-- BEGIN Exercise input --
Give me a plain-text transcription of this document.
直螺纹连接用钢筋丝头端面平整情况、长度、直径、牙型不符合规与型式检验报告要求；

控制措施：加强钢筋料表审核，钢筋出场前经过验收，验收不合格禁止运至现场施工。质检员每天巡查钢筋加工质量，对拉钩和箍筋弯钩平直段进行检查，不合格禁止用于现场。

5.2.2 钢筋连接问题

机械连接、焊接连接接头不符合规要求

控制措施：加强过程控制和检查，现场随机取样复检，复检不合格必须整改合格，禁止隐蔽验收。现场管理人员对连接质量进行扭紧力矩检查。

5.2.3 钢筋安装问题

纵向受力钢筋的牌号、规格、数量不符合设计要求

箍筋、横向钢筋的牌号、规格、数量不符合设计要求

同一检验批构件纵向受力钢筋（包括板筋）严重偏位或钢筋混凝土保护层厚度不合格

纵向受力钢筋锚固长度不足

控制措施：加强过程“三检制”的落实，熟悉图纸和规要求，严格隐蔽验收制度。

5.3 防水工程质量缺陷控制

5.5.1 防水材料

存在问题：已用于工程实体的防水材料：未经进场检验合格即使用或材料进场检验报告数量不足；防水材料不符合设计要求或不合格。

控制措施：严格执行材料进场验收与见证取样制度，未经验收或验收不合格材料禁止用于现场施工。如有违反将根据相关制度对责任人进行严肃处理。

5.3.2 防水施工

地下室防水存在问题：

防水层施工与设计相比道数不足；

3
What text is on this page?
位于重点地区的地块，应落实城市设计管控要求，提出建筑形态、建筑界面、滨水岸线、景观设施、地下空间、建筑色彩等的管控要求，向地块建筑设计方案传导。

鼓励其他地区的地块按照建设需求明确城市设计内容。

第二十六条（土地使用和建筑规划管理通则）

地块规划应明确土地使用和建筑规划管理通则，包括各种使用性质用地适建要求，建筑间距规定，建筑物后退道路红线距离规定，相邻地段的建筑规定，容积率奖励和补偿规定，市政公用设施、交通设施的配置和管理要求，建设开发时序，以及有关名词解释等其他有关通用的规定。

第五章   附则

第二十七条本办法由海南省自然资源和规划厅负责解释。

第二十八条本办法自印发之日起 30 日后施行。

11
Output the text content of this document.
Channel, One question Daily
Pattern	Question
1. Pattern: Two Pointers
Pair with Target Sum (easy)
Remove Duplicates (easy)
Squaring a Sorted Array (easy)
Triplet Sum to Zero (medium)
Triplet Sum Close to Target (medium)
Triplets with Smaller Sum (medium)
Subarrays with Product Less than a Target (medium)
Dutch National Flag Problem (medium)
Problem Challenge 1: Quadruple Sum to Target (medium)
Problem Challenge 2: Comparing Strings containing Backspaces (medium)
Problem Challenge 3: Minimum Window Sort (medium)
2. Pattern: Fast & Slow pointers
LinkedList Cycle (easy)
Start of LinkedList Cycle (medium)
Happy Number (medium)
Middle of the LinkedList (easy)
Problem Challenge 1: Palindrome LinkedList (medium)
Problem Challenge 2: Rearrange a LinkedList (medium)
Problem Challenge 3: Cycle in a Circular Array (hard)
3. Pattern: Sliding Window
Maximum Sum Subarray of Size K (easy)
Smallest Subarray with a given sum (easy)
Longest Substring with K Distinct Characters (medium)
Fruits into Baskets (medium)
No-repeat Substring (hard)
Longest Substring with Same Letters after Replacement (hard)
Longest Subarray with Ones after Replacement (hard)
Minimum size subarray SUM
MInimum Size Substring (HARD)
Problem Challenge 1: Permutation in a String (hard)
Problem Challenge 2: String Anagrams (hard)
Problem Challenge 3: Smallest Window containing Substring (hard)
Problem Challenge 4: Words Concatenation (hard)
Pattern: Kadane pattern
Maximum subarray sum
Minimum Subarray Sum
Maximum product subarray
-- END Exercise input --
## Problem statement
Type out the entries again, word for word.

## Answer in full
Give me a plain-text transcription of this document.
直螺纹连接用钢筋丝头端面平整情况、长度、直径、牙型不符合规与型式检验报告要求；

控制措施：加强钢筋料表审核，钢筋出场前经过验收，验收不合格禁止运至现场施工。质检员每天巡查钢筋加工质量，对拉钩和箍筋弯钩平直段进行检查，不合格禁止用于现场。

5.2.2 钢筋连接问题

机械连接、焊接连接接头不符合规要求

控制措施：加强过程控制和检查，现场随机取样复检，复检不合格必须整改合格，禁止隐蔽验收。现场管理人员对连接质量进行扭紧力矩检查。

5.2.3 钢筋安装问题

纵向受力钢筋的牌号、规格、数量不符合设计要求

箍筋、横向钢筋的牌号、规格、数量不符合设计要求

同一检验批构件纵向受力钢筋（包括板筋）严重偏位或钢筋混凝土保护层厚度不合格

纵向受力钢筋锚固长度不足

控制措施：加强过程“三检制”的落实，熟悉图纸和规要求，严格隐蔽验收制度。

5.3 防水工程质量缺陷控制

5.5.1 防水材料

存在问题：已用于工程实体的防水材料：未经进场检验合格即使用或材料进场检验报告数量不足；防水材料不符合设计要求或不合格。

控制措施：严格执行材料进场验收与见证取样制度，未经验收或验收不合格材料禁止用于现场施工。如有违反将根据相关制度对责任人进行严肃处理。

5.3.2 防水施工

地下室防水存在问题：

防水层施工与设计相比道数不足；

3
What text is on this page?
位于重点地区的地块，应落实城市设计管控要求，提出建筑形态、建筑界面、滨水岸线、景观设施、地下空间、建筑色彩等的管控要求，向地块建筑设计方案传导。

鼓励其他地区的地块按照建设需求明确城市设计内容。

第二十六条（土地使用和建筑规划管理通则）

地块规划应明确土地使用和建筑规划管理通则，包括各种使用性质用地适建要求，建筑间距规定，建筑物后退道路红线距离规定，相邻地段的建筑规定，容积率奖励和补偿规定，市政公用设施、交通设施的配置和管理要求，建设开发时序，以及有关名词解释等其他有关通用的规定。

第五章   附则

第二十七条本办法由海南省自然资源和规划厅负责解释。

第二十八条本办法自印发之日起 30 日后施行。

11
Output the text content of this document.
Channel, One question Daily
Pattern	Question
1. Pattern: Two Pointers
Pair with Target Sum (easy)
Remove Duplicates (easy)
Squaring a Sorted Array (easy)
Triplet Sum to Zero (medium)
Triplet Sum Close to Target (medium)
Triplets with Smaller Sum (medium)
Subarrays with Product Less than a Target (medium)
Dutch National Flag Problem (medium)
Problem Challenge 1: Quadruple Sum to Target (medium)
Problem Challenge 2: Comparing Strings containing Backspaces (medium)
Problem Challenge 3: Minimum Window Sort (medium)
2. Pattern: Fast & Slow pointers
LinkedList Cycle (easy)
Start of LinkedList Cycle (medium)
Happy Number (medium)
Middle of the LinkedList (easy)
Problem Challenge 1: Palindrome LinkedList (medium)
Problem Challenge 2: Rearrange a LinkedList (medium)
Problem Challenge 3: Cycle in a Circular Array (hard)
3. Pattern: Sliding Window
Maximum Sum Subarray of Size K (easy)
Smallest Subarray with a given sum (easy)
Longest Substring with K Distinct Characters (medium)
Fruits into Baskets (medium)
No-repeat Substring (hard)
Longest Substring with Same Letters after Replacement (hard)
Longest Subarray with Ones after Replacement (hard)
Minimum size subarray SUM
MInimum Size Substring (HARD)
Problem Challenge 1: Permutation in a String (hard)
Problem Challenge 2: String Anagrams (hard)
Problem Challenge 3: Smallest Window containing Substring (hard)
Problem Challenge 4: Words Concatenation (hard)
Pattern: Kadane pattern
Maximum subarray sum
Minimum Subarray Sum
Maximum product subarray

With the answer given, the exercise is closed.